* Your goal *
Work out how many lines of the listing hold "sống", then state only that count.

Extracted data entries:
** start **

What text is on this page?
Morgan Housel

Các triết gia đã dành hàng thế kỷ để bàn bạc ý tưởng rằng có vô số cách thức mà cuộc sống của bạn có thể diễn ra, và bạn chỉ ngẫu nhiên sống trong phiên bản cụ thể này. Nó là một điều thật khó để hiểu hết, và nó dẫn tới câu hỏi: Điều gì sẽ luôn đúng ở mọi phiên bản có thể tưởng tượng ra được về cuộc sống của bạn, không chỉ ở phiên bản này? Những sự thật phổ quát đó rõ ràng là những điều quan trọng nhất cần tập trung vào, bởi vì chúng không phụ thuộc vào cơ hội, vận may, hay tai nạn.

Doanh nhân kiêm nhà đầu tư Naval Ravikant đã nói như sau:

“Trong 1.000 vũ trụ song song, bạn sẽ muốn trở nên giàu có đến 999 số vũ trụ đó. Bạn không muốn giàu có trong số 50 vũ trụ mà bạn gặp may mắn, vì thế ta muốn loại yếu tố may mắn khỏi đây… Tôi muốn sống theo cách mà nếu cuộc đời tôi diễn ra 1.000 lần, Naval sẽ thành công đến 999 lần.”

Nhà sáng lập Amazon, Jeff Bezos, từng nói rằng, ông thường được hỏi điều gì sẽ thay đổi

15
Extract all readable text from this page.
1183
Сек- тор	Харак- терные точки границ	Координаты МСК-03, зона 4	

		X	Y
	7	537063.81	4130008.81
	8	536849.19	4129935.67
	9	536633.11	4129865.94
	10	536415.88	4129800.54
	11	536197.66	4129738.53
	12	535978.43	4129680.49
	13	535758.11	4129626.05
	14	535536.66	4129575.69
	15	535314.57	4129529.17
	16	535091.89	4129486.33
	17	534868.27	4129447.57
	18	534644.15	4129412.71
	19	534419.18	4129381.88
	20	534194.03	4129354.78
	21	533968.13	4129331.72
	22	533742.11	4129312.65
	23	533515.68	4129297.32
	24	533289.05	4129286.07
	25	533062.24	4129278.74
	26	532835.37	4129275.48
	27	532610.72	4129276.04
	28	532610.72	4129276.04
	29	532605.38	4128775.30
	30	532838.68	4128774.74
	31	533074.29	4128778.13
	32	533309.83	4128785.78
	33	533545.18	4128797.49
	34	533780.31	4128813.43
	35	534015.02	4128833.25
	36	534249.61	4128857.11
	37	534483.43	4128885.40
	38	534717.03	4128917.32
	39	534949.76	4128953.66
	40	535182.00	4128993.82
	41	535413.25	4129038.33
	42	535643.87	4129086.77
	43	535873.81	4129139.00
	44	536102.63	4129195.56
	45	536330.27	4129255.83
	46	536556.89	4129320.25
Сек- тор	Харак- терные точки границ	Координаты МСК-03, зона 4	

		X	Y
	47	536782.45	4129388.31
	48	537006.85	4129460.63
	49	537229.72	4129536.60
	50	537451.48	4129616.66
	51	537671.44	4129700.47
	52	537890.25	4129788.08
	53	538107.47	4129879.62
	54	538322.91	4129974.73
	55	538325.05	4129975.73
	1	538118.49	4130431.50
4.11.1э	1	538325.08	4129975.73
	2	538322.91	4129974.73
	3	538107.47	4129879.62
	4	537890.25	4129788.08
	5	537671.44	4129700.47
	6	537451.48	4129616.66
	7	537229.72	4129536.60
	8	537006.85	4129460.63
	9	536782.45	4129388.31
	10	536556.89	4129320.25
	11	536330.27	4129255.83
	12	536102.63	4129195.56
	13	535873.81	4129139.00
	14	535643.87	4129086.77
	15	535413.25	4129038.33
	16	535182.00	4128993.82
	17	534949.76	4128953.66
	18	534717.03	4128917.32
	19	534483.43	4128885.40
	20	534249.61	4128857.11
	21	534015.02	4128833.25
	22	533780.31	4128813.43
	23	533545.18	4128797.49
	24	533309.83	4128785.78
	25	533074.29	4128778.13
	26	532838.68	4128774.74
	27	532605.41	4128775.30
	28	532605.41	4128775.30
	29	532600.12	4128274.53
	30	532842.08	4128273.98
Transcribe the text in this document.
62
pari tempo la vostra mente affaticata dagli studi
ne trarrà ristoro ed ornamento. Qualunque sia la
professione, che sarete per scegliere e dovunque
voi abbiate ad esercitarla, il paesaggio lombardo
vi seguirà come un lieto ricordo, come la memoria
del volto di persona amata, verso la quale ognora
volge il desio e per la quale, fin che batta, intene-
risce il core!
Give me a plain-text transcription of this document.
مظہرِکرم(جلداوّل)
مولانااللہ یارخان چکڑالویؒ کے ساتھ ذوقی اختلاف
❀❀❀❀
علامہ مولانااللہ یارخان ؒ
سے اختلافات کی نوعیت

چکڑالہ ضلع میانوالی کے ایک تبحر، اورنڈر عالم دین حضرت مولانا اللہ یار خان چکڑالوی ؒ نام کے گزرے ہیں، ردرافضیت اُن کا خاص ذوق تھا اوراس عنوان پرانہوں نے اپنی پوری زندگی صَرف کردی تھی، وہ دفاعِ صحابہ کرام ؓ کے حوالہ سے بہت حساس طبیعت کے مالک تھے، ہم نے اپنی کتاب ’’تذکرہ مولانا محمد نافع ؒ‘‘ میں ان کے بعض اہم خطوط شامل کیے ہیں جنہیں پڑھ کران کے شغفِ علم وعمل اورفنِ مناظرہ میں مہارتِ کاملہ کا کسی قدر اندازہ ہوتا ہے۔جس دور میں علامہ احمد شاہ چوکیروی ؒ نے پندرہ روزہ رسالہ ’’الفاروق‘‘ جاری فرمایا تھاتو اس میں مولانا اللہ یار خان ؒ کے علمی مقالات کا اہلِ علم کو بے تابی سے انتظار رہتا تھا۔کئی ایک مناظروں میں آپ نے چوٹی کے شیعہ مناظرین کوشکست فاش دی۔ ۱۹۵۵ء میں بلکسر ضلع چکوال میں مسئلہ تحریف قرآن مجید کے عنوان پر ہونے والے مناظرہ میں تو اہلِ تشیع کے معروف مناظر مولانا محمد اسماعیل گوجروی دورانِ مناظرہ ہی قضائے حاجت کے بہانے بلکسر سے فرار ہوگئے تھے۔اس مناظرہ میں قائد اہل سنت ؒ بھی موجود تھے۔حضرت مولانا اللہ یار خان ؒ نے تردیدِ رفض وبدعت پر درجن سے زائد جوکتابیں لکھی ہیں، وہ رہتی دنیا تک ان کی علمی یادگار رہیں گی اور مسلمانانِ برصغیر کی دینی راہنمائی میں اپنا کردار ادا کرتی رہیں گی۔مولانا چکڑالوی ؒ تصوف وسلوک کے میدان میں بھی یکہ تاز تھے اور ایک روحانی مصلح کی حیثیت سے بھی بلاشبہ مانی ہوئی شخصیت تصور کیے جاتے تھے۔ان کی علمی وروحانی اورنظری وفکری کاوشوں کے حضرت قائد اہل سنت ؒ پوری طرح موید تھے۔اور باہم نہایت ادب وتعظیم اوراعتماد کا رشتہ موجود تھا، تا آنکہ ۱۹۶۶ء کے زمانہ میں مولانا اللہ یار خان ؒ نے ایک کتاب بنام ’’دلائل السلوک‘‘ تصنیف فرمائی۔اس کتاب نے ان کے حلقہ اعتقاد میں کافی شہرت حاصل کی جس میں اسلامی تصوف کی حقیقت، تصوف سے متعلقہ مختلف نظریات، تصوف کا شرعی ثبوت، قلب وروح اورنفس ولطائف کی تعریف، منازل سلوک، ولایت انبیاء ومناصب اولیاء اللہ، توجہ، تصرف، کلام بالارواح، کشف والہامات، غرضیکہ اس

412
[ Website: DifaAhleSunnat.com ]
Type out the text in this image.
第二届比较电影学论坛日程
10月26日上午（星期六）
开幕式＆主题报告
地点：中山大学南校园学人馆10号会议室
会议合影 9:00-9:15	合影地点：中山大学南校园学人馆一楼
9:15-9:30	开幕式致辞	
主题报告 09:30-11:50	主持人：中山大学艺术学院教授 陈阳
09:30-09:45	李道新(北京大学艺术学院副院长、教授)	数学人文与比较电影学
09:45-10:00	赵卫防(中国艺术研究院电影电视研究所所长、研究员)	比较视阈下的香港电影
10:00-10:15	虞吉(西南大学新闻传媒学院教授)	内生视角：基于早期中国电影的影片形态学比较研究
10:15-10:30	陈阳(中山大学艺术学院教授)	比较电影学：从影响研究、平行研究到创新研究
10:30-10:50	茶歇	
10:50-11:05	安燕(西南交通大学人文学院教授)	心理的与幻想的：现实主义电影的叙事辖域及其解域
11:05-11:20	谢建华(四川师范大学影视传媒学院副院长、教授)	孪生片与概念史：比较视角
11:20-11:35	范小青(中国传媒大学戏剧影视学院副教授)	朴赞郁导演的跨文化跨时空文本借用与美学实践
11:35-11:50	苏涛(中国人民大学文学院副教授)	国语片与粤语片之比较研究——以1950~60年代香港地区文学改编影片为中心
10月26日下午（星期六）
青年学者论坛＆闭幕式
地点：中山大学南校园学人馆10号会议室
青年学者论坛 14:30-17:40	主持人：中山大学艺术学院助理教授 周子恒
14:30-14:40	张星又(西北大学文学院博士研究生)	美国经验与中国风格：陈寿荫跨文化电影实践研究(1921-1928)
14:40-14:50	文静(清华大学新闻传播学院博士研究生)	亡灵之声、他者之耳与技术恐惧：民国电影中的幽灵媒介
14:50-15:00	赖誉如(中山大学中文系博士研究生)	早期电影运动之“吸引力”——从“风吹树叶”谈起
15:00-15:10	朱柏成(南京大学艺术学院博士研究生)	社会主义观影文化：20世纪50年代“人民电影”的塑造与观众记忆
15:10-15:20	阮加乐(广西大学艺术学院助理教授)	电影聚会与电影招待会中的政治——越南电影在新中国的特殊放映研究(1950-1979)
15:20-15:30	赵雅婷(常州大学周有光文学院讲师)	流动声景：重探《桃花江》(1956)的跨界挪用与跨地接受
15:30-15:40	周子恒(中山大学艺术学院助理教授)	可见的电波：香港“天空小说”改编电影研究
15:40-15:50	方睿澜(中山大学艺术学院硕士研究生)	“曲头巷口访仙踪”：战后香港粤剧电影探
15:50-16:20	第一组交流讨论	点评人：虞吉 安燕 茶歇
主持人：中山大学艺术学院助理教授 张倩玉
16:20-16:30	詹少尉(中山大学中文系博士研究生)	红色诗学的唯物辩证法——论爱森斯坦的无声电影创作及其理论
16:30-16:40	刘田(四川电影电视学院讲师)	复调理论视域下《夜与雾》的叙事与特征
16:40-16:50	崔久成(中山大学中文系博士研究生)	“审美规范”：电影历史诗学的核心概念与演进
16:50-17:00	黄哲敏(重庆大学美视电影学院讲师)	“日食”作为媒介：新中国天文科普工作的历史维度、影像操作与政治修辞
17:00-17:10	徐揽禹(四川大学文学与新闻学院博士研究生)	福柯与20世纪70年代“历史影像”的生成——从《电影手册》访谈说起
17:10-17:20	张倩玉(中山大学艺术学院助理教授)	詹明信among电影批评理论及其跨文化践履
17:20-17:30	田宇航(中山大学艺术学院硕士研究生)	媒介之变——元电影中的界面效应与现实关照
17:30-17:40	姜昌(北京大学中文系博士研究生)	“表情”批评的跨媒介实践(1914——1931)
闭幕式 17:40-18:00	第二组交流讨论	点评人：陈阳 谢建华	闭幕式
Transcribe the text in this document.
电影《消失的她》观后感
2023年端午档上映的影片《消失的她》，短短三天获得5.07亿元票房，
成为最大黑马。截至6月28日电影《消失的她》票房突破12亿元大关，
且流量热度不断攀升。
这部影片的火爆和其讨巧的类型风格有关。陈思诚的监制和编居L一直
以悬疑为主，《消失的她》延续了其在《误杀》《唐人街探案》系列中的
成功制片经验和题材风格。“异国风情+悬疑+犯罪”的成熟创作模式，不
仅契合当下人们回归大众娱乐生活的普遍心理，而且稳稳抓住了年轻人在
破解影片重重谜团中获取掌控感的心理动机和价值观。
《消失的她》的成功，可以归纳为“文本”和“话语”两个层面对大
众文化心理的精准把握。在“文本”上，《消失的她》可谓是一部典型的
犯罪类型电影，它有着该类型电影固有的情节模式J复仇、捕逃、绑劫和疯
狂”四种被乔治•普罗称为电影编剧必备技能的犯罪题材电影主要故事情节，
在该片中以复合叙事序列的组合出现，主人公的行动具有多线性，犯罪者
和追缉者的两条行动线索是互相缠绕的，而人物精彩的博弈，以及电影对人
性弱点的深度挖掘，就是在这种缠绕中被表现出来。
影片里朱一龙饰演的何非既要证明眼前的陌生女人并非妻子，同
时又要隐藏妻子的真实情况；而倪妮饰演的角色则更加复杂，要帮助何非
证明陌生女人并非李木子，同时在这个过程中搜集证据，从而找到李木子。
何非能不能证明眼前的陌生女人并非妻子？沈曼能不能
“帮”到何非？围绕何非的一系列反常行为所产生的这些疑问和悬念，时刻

** end **

* Answer to this problem *
2